#### DATA IN THIS EXERCISE
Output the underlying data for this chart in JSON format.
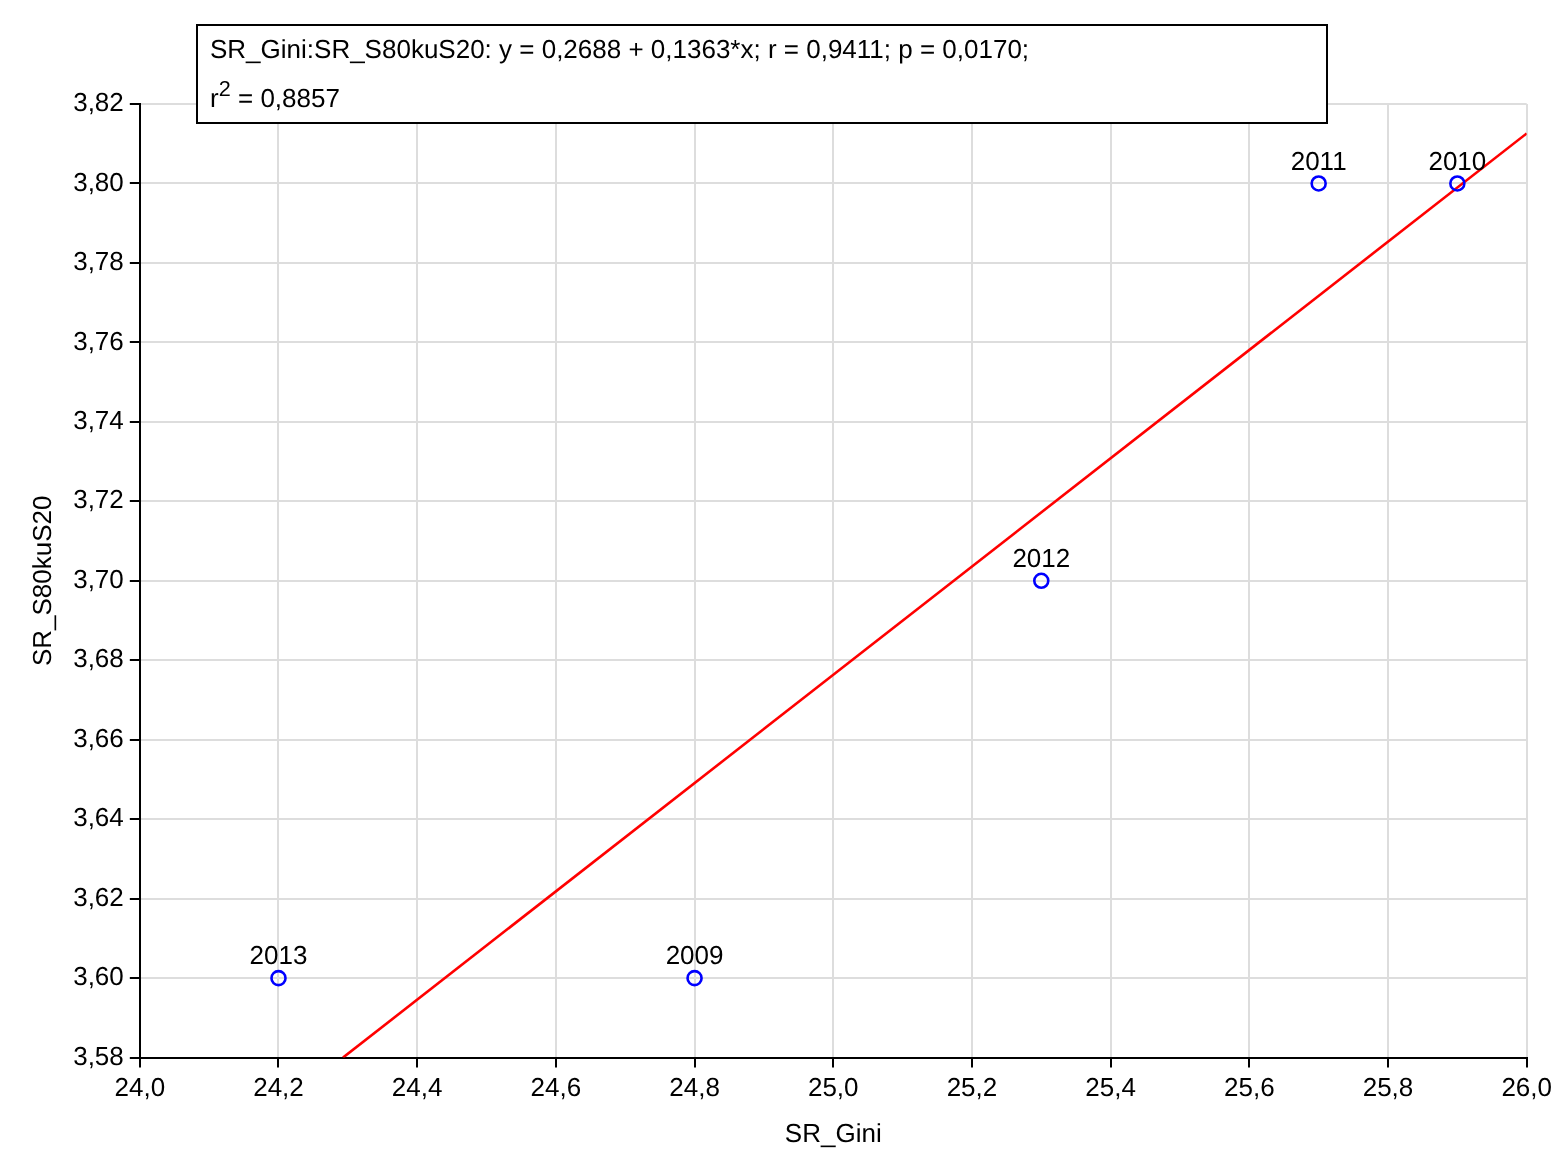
{
  "chart_data": {
    "type": "scatter",
    "xlabel": "SR_Gini",
    "ylabel": "SR_S80kuS20",
    "annotations": [
      "SR_Gini:SR_S80kuS20:   y = 0,2688 + 0,1363*x;  r = 0,9411; p = 0,0170;",
      "r$^{2}$ = 0,8857",
      {
        "text": "2013",
        "x": 24.2,
        "y": 3.6
      },
      {
        "text": "2009",
        "x": 24.8,
        "y": 3.6
      },
      {
        "text": "2012",
        "x": 25.3,
        "y": 3.7
      },
      {
        "text": "2011",
        "x": 25.7,
        "y": 3.8
      },
      {
        "text": "2010",
        "x": 25.9,
        "y": 3.8
      }
    ],
    "series": [
      {
        "type": "scatter",
        "color": "#0000ff",
        "x": [
          24.2,
          24.8,
          25.3,
          25.7,
          25.9
        ],
        "values": [
          3.6,
          3.6,
          3.7,
          3.8,
          3.8
        ],
        "marker": "circle"
      },
      {
        "type": "line",
        "color": "#ff0000",
        "x": [
          24.293,
          26.0
        ],
        "values": [
          3.58,
          3.8126
        ],
        "marker": "none"
      }
    ],
    "xlim": [
      24.0,
      26.0
    ],
    "xticks": [
      {
        "value": 24.0,
        "label": "24,0"
      },
      {
        "value": 24.2,
        "label": "24,2"
      },
      {
        "value": 24.4,
        "label": "24,4"
      },
      {
        "value": 24.6,
        "label": "24,6"
      },
      {
        "value": 24.8,
        "label": "24,8"
      },
      {
        "value": 25.0,
        "label": "25,0"
      },
      {
        "value": 25.2,
        "label": "25,2"
      },
      {
        "value": 25.4,
        "label": "25,4"
      },
      {
        "value": 25.6,
        "label": "25,6"
      },
      {
        "value": 25.8,
        "label": "25,8"
      },
      {
        "value": 26.0,
        "label": "26,0"
      }
    ],
    "ylim": [
      3.58,
      3.82
    ],
    "yticks": [
      {
        "value": 3.58,
        "label": "3,58"
      },
      {
        "value": 3.6,
        "label": "3,60"
      },
      {
        "value": 3.62,
        "label": "3,62"
      },
      {
        "value": 3.64,
        "label": "3,64"
      },
      {
        "value": 3.66,
        "label": "3,66"
      },
      {
        "value": 3.68,
        "label": "3,68"
      },
      {
        "value": 3.7,
        "label": "3,70"
      },
      {
        "value": 3.72,
        "label": "3,72"
      },
      {
        "value": 3.74,
        "label": "3,74"
      },
      {
        "value": 3.76,
        "label": "3,76"
      },
      {
        "value": 3.78,
        "label": "3,78"
      },
      {
        "value": 3.8,
        "label": "3,80"
      },
      {
        "value": 3.82,
        "label": "3,82"
      }
    ],
    "grid": true,
    "legend": false
  }
}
########
> [WRITTEN TASK]
Without including any pictures, output all the entries above exactly.

> [OUTPUT]
Output the underlying data for this chart in JSON format.
{
  "chart_data": {
    "type": "scatter",
    "xlabel": "SR_Gini",
    "ylabel": "SR_S80kuS20",
    "annotations": [
      "SR_Gini:SR_S80kuS20:   y = 0,2688 + 0,1363*x;  r = 0,9411; p = 0,0170;",
      "r$^{2}$ = 0,8857",
      {
        "text": "2013",
        "x": 24.2,
        "y": 3.6
      },
      {
        "text": "2009",
        "x": 24.8,
        "y": 3.6
      },
      {
        "text": "2012",
        "x": 25.3,
        "y": 3.7
      },
      {
        "text": "2011",
        "x": 25.7,
        "y": 3.8
      },
      {
        "text": "2010",
        "x": 25.9,
        "y": 3.8
      }
    ],
    "series": [
      {
        "type": "scatter",
        "color": "#0000ff",
        "x": [
          24.2,
          24.8,
          25.3,
          25.7,
          25.9
        ],
        "values": [
          3.6,
          3.6,
          3.7,
          3.8,
          3.8
        ],
        "marker": "circle"
      },
      {
        "type": "line",
        "color": "#ff0000",
        "x": [
          24.293,
          26.0
        ],
        "values": [
          3.58,
          3.8126
        ],
        "marker": "none"
      }
    ],
    "xlim": [
      24.0,
      26.0
    ],
    "xticks": [
      {
        "value": 24.0,
        "label": "24,0"
      },
      {
        "value": 24.2,
        "label": "24,2"
      },
      {
        "value": 24.4,
        "label": "24,4"
      },
      {
        "value": 24.6,
        "label": "24,6"
      },
      {
        "value": 24.8,
        "label": "24,8"
      },
      {
        "value": 25.0,
        "label": "25,0"
      },
      {
        "value": 25.2,
        "label": "25,2"
      },
      {
        "value": 25.4,
        "label": "25,4"
      },
      {
        "value": 25.6,
        "label": "25,6"
      },
      {
        "value": 25.8,
        "label": "25,8"
      },
      {
        "value": 26.0,
        "label": "26,0"
      }
    ],
    "ylim": [
      3.58,
      3.82
    ],
    "yticks": [
      {
        "value": 3.58,
        "label": "3,58"
      },
      {
        "value": 3.6,
        "label": "3,60"
      },
      {
        "value": 3.62,
        "label": "3,62"
      },
      {
        "value": 3.64,
        "label": "3,64"
      },
      {
        "value": 3.66,
        "label": "3,66"
      },
      {
        "value": 3.68,
        "label": "3,68"
      },
      {
        "value": 3.7,
        "label": "3,70"
      },
      {
        "value": 3.72,
        "label": "3,72"
      },
      {
        "value": 3.74,
        "label": "3,74"
      },
      {
        "value": 3.76,
        "label": "3,76"
      },
      {
        "value": 3.78,
        "label": "3,78"
      },
      {
        "value": 3.8,
        "label": "3,80"
      },
      {
        "value": 3.82,
        "label": "3,82"
      }
    ],
    "grid": true,
    "legend": false
  }
}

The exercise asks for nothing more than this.